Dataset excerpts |
##############################
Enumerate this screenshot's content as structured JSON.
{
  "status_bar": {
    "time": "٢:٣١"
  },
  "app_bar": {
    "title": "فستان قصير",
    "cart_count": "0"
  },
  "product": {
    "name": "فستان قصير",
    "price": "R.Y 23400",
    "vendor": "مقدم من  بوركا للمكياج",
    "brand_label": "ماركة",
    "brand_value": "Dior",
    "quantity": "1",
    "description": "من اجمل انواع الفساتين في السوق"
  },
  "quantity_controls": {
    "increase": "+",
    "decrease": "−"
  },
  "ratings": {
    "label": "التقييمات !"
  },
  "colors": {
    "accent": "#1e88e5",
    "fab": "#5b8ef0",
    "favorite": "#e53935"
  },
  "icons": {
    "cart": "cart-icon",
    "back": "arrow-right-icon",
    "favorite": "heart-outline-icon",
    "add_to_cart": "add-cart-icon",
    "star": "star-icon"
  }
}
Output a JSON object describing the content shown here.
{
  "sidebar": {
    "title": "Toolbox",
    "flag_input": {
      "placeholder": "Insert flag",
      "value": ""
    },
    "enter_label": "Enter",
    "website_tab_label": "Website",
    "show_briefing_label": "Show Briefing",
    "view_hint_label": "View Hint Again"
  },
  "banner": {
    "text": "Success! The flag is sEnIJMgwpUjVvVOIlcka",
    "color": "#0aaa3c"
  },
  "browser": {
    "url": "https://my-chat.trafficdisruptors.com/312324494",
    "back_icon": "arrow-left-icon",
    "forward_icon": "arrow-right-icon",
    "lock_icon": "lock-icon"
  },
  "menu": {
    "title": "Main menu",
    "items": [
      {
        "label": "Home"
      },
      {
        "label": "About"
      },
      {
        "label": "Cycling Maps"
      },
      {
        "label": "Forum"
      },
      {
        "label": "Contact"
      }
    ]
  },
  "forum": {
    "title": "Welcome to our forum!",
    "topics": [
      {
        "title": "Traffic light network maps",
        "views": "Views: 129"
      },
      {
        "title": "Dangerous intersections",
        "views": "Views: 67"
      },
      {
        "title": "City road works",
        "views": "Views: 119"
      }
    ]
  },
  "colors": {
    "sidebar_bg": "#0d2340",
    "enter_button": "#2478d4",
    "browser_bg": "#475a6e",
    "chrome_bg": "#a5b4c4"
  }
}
##############################
DIRECTIONS | Make an exact copy of the data above.

TASK RESPONSE |
Enumerate this screenshot's content as structured JSON.
{
  "status_bar": {
    "time": "٢:٣١"
  },
  "app_bar": {
    "title": "فستان قصير",
    "cart_count": "0"
  },
  "product": {
    "name": "فستان قصير",
    "price": "R.Y 23400",
    "vendor": "مقدم من  بوركا للمكياج",
    "brand_label": "ماركة",
    "brand_value": "Dior",
    "quantity": "1",
    "description": "من اجمل انواع الفساتين في السوق"
  },
  "quantity_controls": {
    "increase": "+",
    "decrease": "−"
  },
  "ratings": {
    "label": "التقييمات !"
  },
  "colors": {
    "accent": "#1e88e5",
    "fab": "#5b8ef0",
    "favorite": "#e53935"
  },
  "icons": {
    "cart": "cart-icon",
    "back": "arrow-right-icon",
    "favorite": "heart-outline-icon",
    "add_to_cart": "add-cart-icon",
    "star": "star-icon"
  }
}
Output a JSON object describing the content shown here.
{
  "sidebar": {
    "title": "Toolbox",
    "flag_input": {
      "placeholder": "Insert flag",
      "value": ""
    },
    "enter_label": "Enter",
    "website_tab_label": "Website",
    "show_briefing_label": "Show Briefing",
    "view_hint_label": "View Hint Again"
  },
  "banner": {
    "text": "Success! The flag is sEnIJMgwpUjVvVOIlcka",
    "color": "#0aaa3c"
  },
  "browser": {
    "url": "https://my-chat.trafficdisruptors.com/312324494",
    "back_icon": "arrow-left-icon",
    "forward_icon": "arrow-right-icon",
    "lock_icon": "lock-icon"
  },
  "menu": {
    "title": "Main menu",
    "items": [
      {
        "label": "Home"
      },
      {
        "label": "About"
      },
      {
        "label": "Cycling Maps"
      },
      {
        "label": "Forum"
      },
      {
        "label": "Contact"
      }
    ]
  },
  "forum": {
    "title": "Welcome to our forum!",
    "topics": [
      {
        "title": "Traffic light network maps",
        "views": "Views: 129"
      },
      {
        "title": "Dangerous intersections",
        "views": "Views: 67"
      },
      {
        "title": "City road works",
        "views": "Views: 119"
      }
    ]
  },
  "colors": {
    "sidebar_bg": "#0d2340",
    "enter_button": "#2478d4",
    "browser_bg": "#475a6e",
    "chrome_bg": "#a5b4c4"
  }
}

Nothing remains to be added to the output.